======== Source text ========

DETAILED DESCRIPTION

[0012] Following are more detailed descriptions of various related concepts related to, and embodiments of, methods and apparatus according to the present disclosure. It should be appreciated that various aspects of the subject matter introduced above and discussed in greater detail below may be implemented in any of numerous ways, as the subject matter is not limited to any particular manner of implementation. Examples of specific implementations and applications are provided primarily for illustrative purposes.

[0013] The application relates to an apparatus and method and control system for automatically making aqueous solutions of one or more solutes with an optimum concentration to maximize performance while avoiding precipitation at a given temperature. More particularly, it relates to a brine making system for use in making aqueous deicing liquids containing sodium chloride optionally with other performance enhancing chemicals such as magnesium chloride, calcium chloride, or organic based performance enhancers and corrosion inhibitors, which will have the maximum concentration of sodium chloride possible while avoiding precipitation of any solids at a selected temperature. The system includes a human machine interface (HMI) in which the user inputs a desired composition of deicer liquid components and a desired storage temperature for the liquid. The system includes a Programmable Logic Controller (PLC) which identifies the maximum sodium chloride concentration that will be stable to precipitation at a selected temperature and concentration of other performance enhancing additives from an internal database. The system includes an area where sodium chloride and water are mixed and a concentration sensor used to determine if the solution needs to be made more concentrated or dilute. When the sodium chloride concentration is within a given tolerance of the calculated optimum, the solution is diverted to an exit port. The system also includes a controlled pumping system to deliver quantities of other optional liquid additives (such as solutions of calcium chloride or magnesium chloride) to the exit port to achieve the selected ratio of additives to sodium chloride brine in the final mixture.

[0014] Referring now to FIG. 1, there is illustrated a chemical solution blending system 100 that includes a controller 110 having a human machine interface 112 (a work station; wireless smart device; input panel, etc.) operatively coupled to the controller for receiving inputs from a user and a memory portion 114 configured to receive data associated with the amount of chemical solution produced for each primary solute and additive combination. System 100 also includes a mixing reservoir 120, a plurality of blending solutes 130, at least one conduit system 140 for the solutes to be directed to reservoir 120; a concentration sensor 150 disposed within reservoir 120 that is communicatively coupled to controller 110 and at least one storage tank 160 operatively coupled to reservoir 120 that receives the brine solution at rate of about 80 gallons per minute in this example. The various additives A, B and C are added into tank 160 at a rate of about 20 gallons per minute in this example.

======== Data section ========

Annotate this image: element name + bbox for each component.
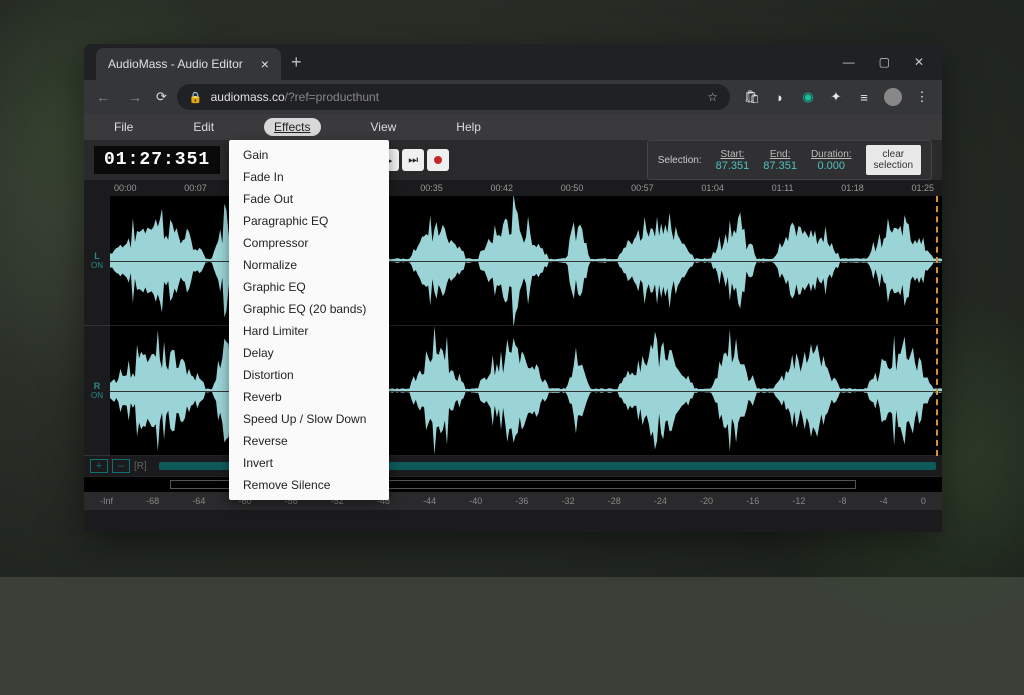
timeline-mark: 01:11: [772, 183, 794, 193]
db-mark: -24: [654, 496, 667, 506]
selection-label: Selection:: [658, 155, 702, 166]
menu-file[interactable]: File: [104, 118, 143, 136]
effects-item-reverse[interactable]: Reverse: [229, 430, 389, 452]
refresh-icon[interactable]: ⟳: [156, 89, 167, 105]
star-icon[interactable]: ☆: [707, 90, 718, 104]
controls-bar: 01:27:351 0 0 ⇄ S ↺ ⏮ ◀◀ ▶▶ ▶ ⏭ Selectio…: [84, 140, 942, 180]
db-mark: -Inf: [100, 496, 113, 506]
duration-label: Duration:: [811, 149, 852, 160]
browser-toolbar: ← → ⟳ 🔒 audiomass.co/?ref=producthunt ☆ …: [84, 80, 942, 114]
db-mark: -28: [608, 496, 621, 506]
effects-item-graphic-eq-20-bands-[interactable]: Graphic EQ (20 bands): [229, 298, 389, 320]
tracks: L ON R ON: [84, 196, 942, 456]
ext-menu-icon[interactable]: ≡: [856, 89, 872, 105]
app-menubar: File Edit Effects View Help: [84, 114, 942, 140]
db-mark: -68: [146, 496, 159, 506]
menu-edit[interactable]: Edit: [183, 118, 224, 136]
titlebar: AudioMass - Audio Editor × + — ▢ ✕: [84, 44, 942, 80]
browser-window: AudioMass - Audio Editor × + — ▢ ✕ ← → ⟳…: [84, 44, 942, 532]
duration-value: 0.000: [817, 160, 845, 172]
back-icon[interactable]: ←: [92, 85, 114, 109]
db-mark: -32: [562, 496, 575, 506]
effects-item-distortion[interactable]: Distortion: [229, 364, 389, 386]
end-label: End:: [770, 149, 791, 160]
timeline-mark: 00:07: [184, 183, 207, 193]
end-value: 87.351: [763, 160, 797, 172]
bottom-strip: + – [R]: [84, 456, 942, 476]
effects-item-hard-limiter[interactable]: Hard Limiter: [229, 320, 389, 342]
browser-tab[interactable]: AudioMass - Audio Editor ×: [96, 48, 281, 80]
timecode: 01:27:351: [94, 146, 220, 174]
lock-icon: 🔒: [189, 91, 203, 104]
playhead[interactable]: [936, 196, 938, 456]
db-mark: -64: [192, 496, 205, 506]
effects-item-reverb[interactable]: Reverb: [229, 386, 389, 408]
extensions-icon[interactable]: ✦: [828, 89, 844, 105]
effects-dropdown: GainFade InFade OutParagraphic EQCompres…: [229, 140, 389, 500]
effects-item-speed-up-slow-down[interactable]: Speed Up / Slow Down: [229, 408, 389, 430]
effects-item-fade-out[interactable]: Fade Out: [229, 188, 389, 210]
timeline-mark: 00:57: [631, 183, 654, 193]
db-mark: -4: [880, 496, 888, 506]
timeline-mark: 00:50: [561, 183, 584, 193]
tab-title: AudioMass - Audio Editor: [108, 57, 243, 71]
right-channel-label[interactable]: R ON: [84, 326, 110, 456]
skip-forward-button[interactable]: ⏭: [402, 149, 424, 171]
menu-help[interactable]: Help: [446, 118, 491, 136]
effects-item-invert[interactable]: Invert: [229, 452, 389, 474]
forward-icon[interactable]: →: [124, 85, 146, 109]
menu-view[interactable]: View: [361, 118, 407, 136]
maximize-icon[interactable]: ▢: [879, 55, 890, 69]
zoom-out-button[interactable]: –: [112, 459, 130, 473]
menu-effects[interactable]: Effects: [264, 118, 320, 136]
effects-item-fade-in[interactable]: Fade In: [229, 166, 389, 188]
new-tab-button[interactable]: +: [291, 52, 302, 73]
db-mark: -40: [469, 496, 482, 506]
url-path: /?ref=producthunt: [285, 90, 379, 104]
timeline-mark: 01:04: [701, 183, 724, 193]
timeline-ruler[interactable]: 00:0000:0700:2800:3500:4200:5000:5701:04…: [84, 180, 942, 196]
url-bar[interactable]: 🔒 audiomass.co/?ref=producthunt ☆: [177, 84, 730, 110]
avatar[interactable]: [884, 88, 902, 106]
extension-icons: 🛍 ◗ ◉ ✦ ≡ ⋮: [740, 88, 934, 106]
db-mark: -12: [792, 496, 805, 506]
scrubber[interactable]: [84, 476, 942, 492]
timeline-mark: 01:18: [841, 183, 864, 193]
url-host: audiomass.co: [211, 90, 285, 104]
start-value: 87.351: [716, 160, 750, 172]
db-mark: -36: [515, 496, 528, 506]
db-mark: -44: [423, 496, 436, 506]
db-mark: -8: [839, 496, 847, 506]
effects-item-graphic-eq[interactable]: Graphic EQ: [229, 276, 389, 298]
effects-item-remove-silence[interactable]: Remove Silence: [229, 474, 389, 496]
effects-item-normalize[interactable]: Normalize: [229, 254, 389, 276]
db-mark: -16: [746, 496, 759, 506]
ext-cart-icon[interactable]: 🛍: [744, 89, 760, 105]
effects-item-paragraphic-eq[interactable]: Paragraphic EQ: [229, 210, 389, 232]
effects-item-compressor[interactable]: Compressor: [229, 232, 389, 254]
start-label: Start:: [721, 149, 745, 160]
timeline-mark: 00:00: [114, 183, 137, 193]
timeline-mark: 01:25: [911, 183, 934, 193]
left-channel-label[interactable]: L ON: [84, 196, 110, 326]
close-tab-icon[interactable]: ×: [261, 56, 269, 72]
chrome-menu-icon[interactable]: ⋮: [914, 89, 930, 105]
minimize-icon[interactable]: —: [843, 55, 855, 69]
timeline-mark: 00:42: [491, 183, 514, 193]
db-mark: 0: [921, 496, 926, 506]
close-window-icon[interactable]: ✕: [914, 55, 924, 69]
r-indicator: [R]: [134, 461, 147, 472]
db-mark: -20: [700, 496, 713, 506]
effects-item-delay[interactable]: Delay: [229, 342, 389, 364]
clear-selection-button[interactable]: clear selection: [866, 145, 921, 175]
timeline-mark: 00:35: [420, 183, 443, 193]
selection-panel: Selection: Start: 87.351 End: 87.351 Dur…: [647, 140, 932, 180]
zoom-in-button[interactable]: +: [90, 459, 108, 473]
effects-item-gain[interactable]: Gain: [229, 144, 389, 166]
ext-tag-icon[interactable]: ◗: [772, 89, 788, 105]
record-button[interactable]: [427, 149, 449, 171]
ext-grammarly-icon[interactable]: ◉: [800, 89, 816, 105]
db-scale: -Inf-68-64-60-56-52-48-44-40-36-32-28-24…: [84, 492, 942, 510]
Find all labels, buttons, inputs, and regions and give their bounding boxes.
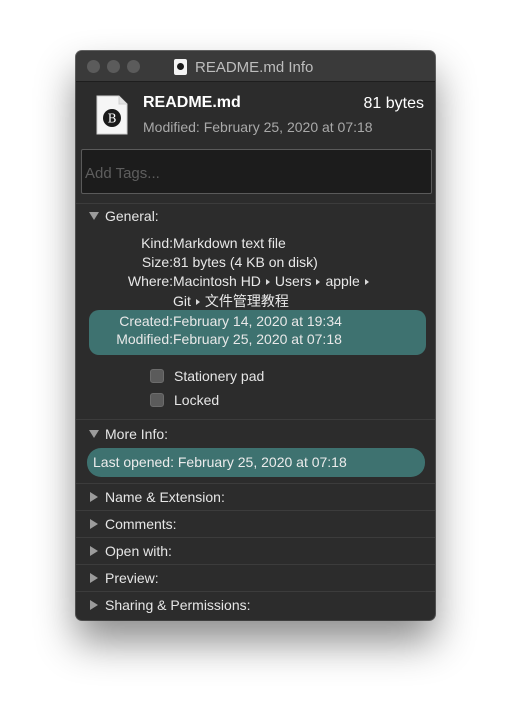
stationery-pad-checkbox[interactable]: Stationery pad — [150, 366, 264, 386]
path-separator-icon — [195, 298, 200, 305]
path-separator-icon — [364, 278, 369, 285]
file-icon-letter: B — [108, 112, 117, 126]
zoom-window-button[interactable] — [127, 60, 140, 73]
last-opened-row: Last opened: February 25, 2020 at 07:18 — [93, 454, 347, 470]
kind-row: Kind: Markdown text file — [76, 235, 435, 254]
divider — [76, 483, 435, 484]
open-with-section-toggle[interactable]: Open with: — [89, 542, 172, 560]
sharing-permissions-section-toggle[interactable]: Sharing & Permissions: — [89, 596, 251, 614]
path-item: Macintosh HD — [173, 273, 261, 289]
disclosure-closed-icon — [90, 492, 98, 502]
divider — [76, 419, 435, 420]
comments-section-toggle[interactable]: Comments: — [89, 515, 177, 533]
where-row-continued: Git 文件管理教程 — [76, 291, 435, 310]
size-label: Size: — [141, 254, 173, 270]
disclosure-closed-icon — [90, 600, 98, 610]
file-size: 81 bytes — [363, 95, 424, 112]
path-item: 文件管理教程 — [204, 293, 289, 309]
divider — [76, 564, 435, 565]
modified-value: February 25, 2020 at 07:18 — [173, 331, 342, 347]
locked-checkbox[interactable]: Locked — [150, 390, 219, 410]
tags-input[interactable] — [81, 149, 432, 194]
kind-value: Markdown text file — [173, 235, 286, 251]
disclosure-closed-icon — [90, 519, 98, 529]
disclosure-open-icon — [89, 212, 99, 220]
where-path-line-1: Macintosh HD Users apple — [173, 273, 374, 289]
path-item: Git — [173, 293, 191, 309]
checkbox-unchecked-icon — [150, 369, 164, 383]
minimize-window-button[interactable] — [107, 60, 120, 73]
sharing-permissions-section-title: Sharing & Permissions: — [105, 597, 251, 613]
divider — [76, 537, 435, 538]
file-name: README.md — [143, 94, 241, 111]
last-opened-label: Last opened: — [93, 454, 174, 470]
close-window-button[interactable] — [87, 60, 100, 73]
header-modified-date: Modified: February 25, 2020 at 07:18 — [143, 119, 373, 135]
title-bar[interactable]: README.md Info — [76, 51, 435, 82]
document-icon — [174, 59, 187, 75]
created-value: February 14, 2020 at 19:34 — [173, 313, 342, 329]
open-with-section-title: Open with: — [105, 543, 172, 559]
more-info-section-title: More Info: — [105, 426, 169, 442]
divider — [76, 510, 435, 511]
path-item: apple — [325, 273, 360, 289]
window-title-group: README.md Info — [174, 58, 313, 76]
window-title: README.md Info — [195, 58, 314, 76]
where-label: Where: — [127, 273, 173, 289]
where-row: Where: Macintosh HD Users apple — [76, 273, 435, 292]
name-extension-section-toggle[interactable]: Name & Extension: — [89, 488, 225, 506]
path-item: Users — [274, 273, 312, 289]
locked-label: Locked — [174, 392, 220, 408]
info-window: README.md Info B README.md 81 bytes Modi… — [76, 51, 435, 620]
size-row: Size: 81 bytes (4 KB on disk) — [76, 254, 435, 273]
markdown-file-icon: B — [96, 95, 128, 135]
divider — [76, 203, 435, 204]
created-row: Created: February 14, 2020 at 19:34 — [76, 313, 435, 332]
file-header: B README.md 81 bytes Modified: February … — [76, 82, 435, 148]
divider — [76, 591, 435, 592]
disclosure-open-icon — [89, 430, 99, 438]
path-separator-icon — [265, 278, 270, 285]
last-opened-value: February 25, 2020 at 07:18 — [177, 454, 347, 470]
general-section-toggle[interactable]: General: — [89, 207, 159, 225]
comments-section-title: Comments: — [105, 516, 177, 532]
created-label: Created: — [119, 313, 173, 329]
path-separator-icon — [316, 278, 321, 285]
disclosure-closed-icon — [90, 573, 98, 583]
disclosure-closed-icon — [90, 546, 98, 556]
size-value: 81 bytes (4 KB on disk) — [173, 254, 318, 270]
stationery-pad-label: Stationery pad — [174, 368, 265, 384]
modified-row: Modified: February 25, 2020 at 07:18 — [76, 331, 435, 350]
checkbox-unchecked-icon — [150, 393, 164, 407]
general-section-title: General: — [105, 208, 159, 224]
where-path-line-2: Git 文件管理教程 — [173, 291, 289, 311]
preview-section-title: Preview: — [105, 570, 159, 586]
preview-section-toggle[interactable]: Preview: — [89, 569, 159, 587]
modified-label: Modified: — [116, 331, 173, 347]
kind-label: Kind: — [141, 235, 173, 251]
more-info-section-toggle[interactable]: More Info: — [89, 425, 168, 443]
name-extension-section-title: Name & Extension: — [105, 489, 225, 505]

========

- Problems -
1) According to the brine-making description, at what rate does the storage tank receive the brine solution in this example?
2) In the records, start at the line with "timeline-mark: 01:11: [772, 183, 794, 193]" and go through the line with "320, 389, 342]". Rewrite those lines with "db-mark" changed to "decibel-mark" and nothing else altered, and return only those lines.

- Solution list -
1) About 80 gallons per minute.

2)
timeline-mark: 01:11: [772, 183, 794, 193]
decibel-mark: -24: [654, 496, 667, 506]
selection-label: Selection:: [658, 155, 702, 166]
menu-file[interactable]: File: [104, 118, 143, 136]
effects-item-reverse[interactable]: Reverse: [229, 430, 389, 452]
refresh-icon[interactable]: ⟳: [156, 89, 167, 105]
star-icon[interactable]: ☆: [707, 90, 718, 104]
controls-bar: 01:27:351 0 0 ⇄ S ↺ ⏮ ◀◀ ▶▶ ▶ ⏭ Selectio…: [84, 140, 942, 180]
decibel-mark: -Inf: [100, 496, 113, 506]
duration-label: Duration:: [811, 149, 852, 160]
browser-toolbar: ← → ⟳ 🔒 audiomass.co/?ref=producthunt ☆ …: [84, 80, 942, 114]
decibel-mark: -28: [608, 496, 621, 506]
effects-item-graphic-eq-20-bands-[interactable]: Graphic EQ (20 bands): [229, 298, 389, 320]
tracks: L ON R ON: [84, 196, 942, 456]
ext-menu-icon[interactable]: ≡: [856, 89, 872, 105]
app-menubar: File Edit Effects View Help: [84, 114, 942, 140]
decibel-mark: -68: [146, 496, 159, 506]
menu-edit[interactable]: Edit: [183, 118, 224, 136]
titlebar: AudioMass - Audio Editor × + — ▢ ✕: [84, 44, 942, 80]
browser-window: AudioMass - Audio Editor × + — ▢ ✕ ← → ⟳…: [84, 44, 942, 532]
duration-value: 0.000: [817, 160, 845, 172]
back-icon[interactable]: ←: [92, 85, 114, 109]
decibel-mark: -32: [562, 496, 575, 506]
effects-item-distortion[interactable]: Distortion: [229, 364, 389, 386]
end-label: End:: [770, 149, 791, 160]
timeline-mark: 00:07: [184, 183, 207, 193]
end-value: 87.351: [763, 160, 797, 172]
bottom-strip: + – [R]: [84, 456, 942, 476]
effects-item-hard-limiter[interactable]: Hard Limiter: [229, 320, 389, 342]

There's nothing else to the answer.